>> START

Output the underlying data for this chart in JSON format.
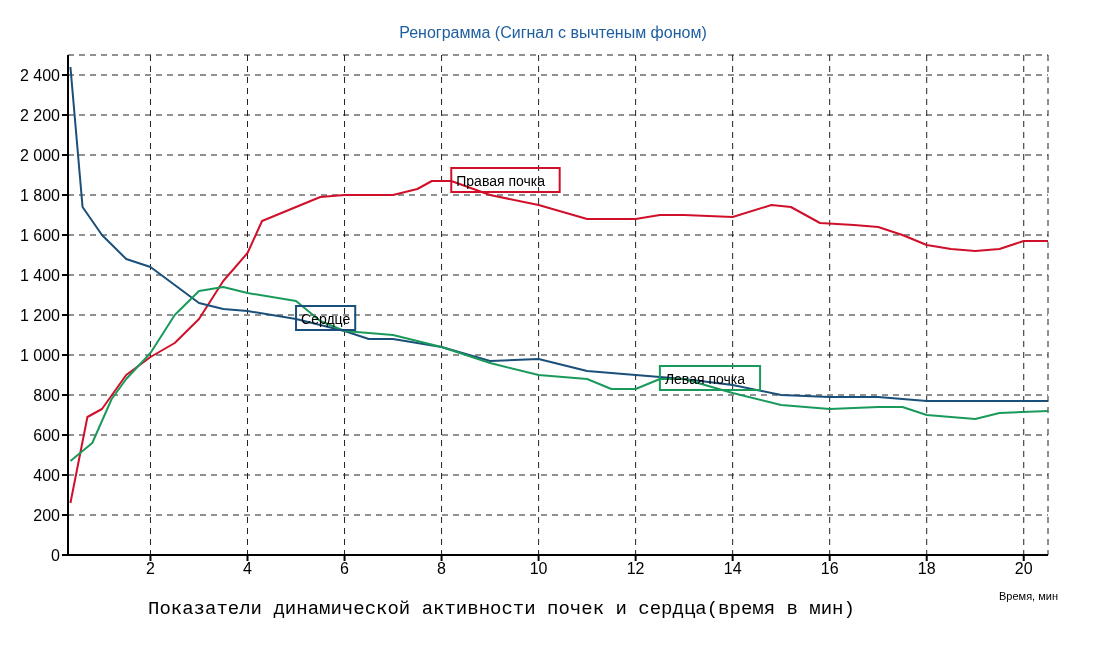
{
  "chart_data": {
    "type": "line",
    "title": "Ренограмма (Сигнал с вычтеным фоном)",
    "xlabel": "Время, мин",
    "annotations": [
      "Показатели динамической активности почек и сердца(время в мин)"
    ],
    "xlim": [
      0.3,
      20.5
    ],
    "xticks": [
      2,
      4,
      6,
      8,
      10,
      12,
      14,
      16,
      18,
      20
    ],
    "ylim": [
      0,
      2500
    ],
    "yticks": [
      0,
      200,
      400,
      600,
      800,
      {
        "value": 1000,
        "label": "1 000"
      },
      {
        "value": 1200,
        "label": "1 200"
      },
      {
        "value": 1400,
        "label": "1 400"
      },
      {
        "value": 1600,
        "label": "1 600"
      },
      {
        "value": 1800,
        "label": "1 800"
      },
      {
        "value": 2000,
        "label": "2 000"
      },
      {
        "value": 2200,
        "label": "2 200"
      },
      {
        "value": 2400,
        "label": "2 400"
      }
    ],
    "grid": true,
    "marker": "none",
    "line_style": "solid",
    "series": [
      {
        "name": "Правая почка",
        "color": "#d0102a",
        "x": [
          0.35,
          0.7,
          1,
          1.5,
          2,
          2.5,
          3,
          3.5,
          4,
          4.3,
          5,
          5.5,
          6,
          7,
          7.5,
          7.8,
          8.2,
          9,
          10,
          11,
          12,
          12.5,
          13,
          14,
          14.8,
          15.2,
          15.8,
          16.5,
          17,
          17.5,
          18,
          18.5,
          19,
          19.5,
          20,
          20.5
        ],
        "values": [
          260,
          690,
          730,
          900,
          990,
          1060,
          1180,
          1370,
          1510,
          1670,
          1740,
          1790,
          1800,
          1800,
          1830,
          1870,
          1870,
          1800,
          1750,
          1680,
          1680,
          1700,
          1700,
          1690,
          1750,
          1740,
          1660,
          1650,
          1640,
          1600,
          1550,
          1530,
          1520,
          1530,
          1570,
          1570
        ]
      },
      {
        "name": "Сердце",
        "color": "#1a4f7a",
        "x": [
          0.35,
          0.6,
          1,
          1.5,
          2,
          2.5,
          3,
          3.5,
          4,
          5,
          6,
          6.5,
          7,
          7.5,
          8,
          9,
          10,
          11,
          12,
          13,
          14,
          15,
          16,
          17,
          18,
          19,
          20.5
        ],
        "values": [
          2440,
          1740,
          1600,
          1480,
          1440,
          1350,
          1260,
          1230,
          1220,
          1180,
          1120,
          1080,
          1080,
          1060,
          1040,
          970,
          980,
          920,
          900,
          880,
          850,
          800,
          790,
          790,
          770,
          770,
          770
        ]
      },
      {
        "name": "Левая почка",
        "color": "#1a9a5a",
        "x": [
          0.35,
          0.8,
          1.2,
          1.5,
          2,
          2.5,
          3,
          3.5,
          4,
          5,
          5.5,
          6,
          7,
          8,
          9,
          10,
          11,
          11.5,
          12,
          12.5,
          13,
          14,
          15,
          16,
          17,
          17.5,
          18,
          19,
          19.5,
          20.5
        ],
        "values": [
          470,
          560,
          780,
          880,
          1010,
          1200,
          1320,
          1340,
          1310,
          1270,
          1170,
          1120,
          1100,
          1040,
          960,
          900,
          880,
          830,
          830,
          880,
          880,
          810,
          750,
          730,
          740,
          740,
          700,
          680,
          710,
          720
        ]
      }
    ]
  }
}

>> END

Read through the data and copy every line where "color" shows up.

● **SOLUTION**:
        "color": "#d0102a",
        "color": "#1a4f7a",
        "color": "#1a9a5a",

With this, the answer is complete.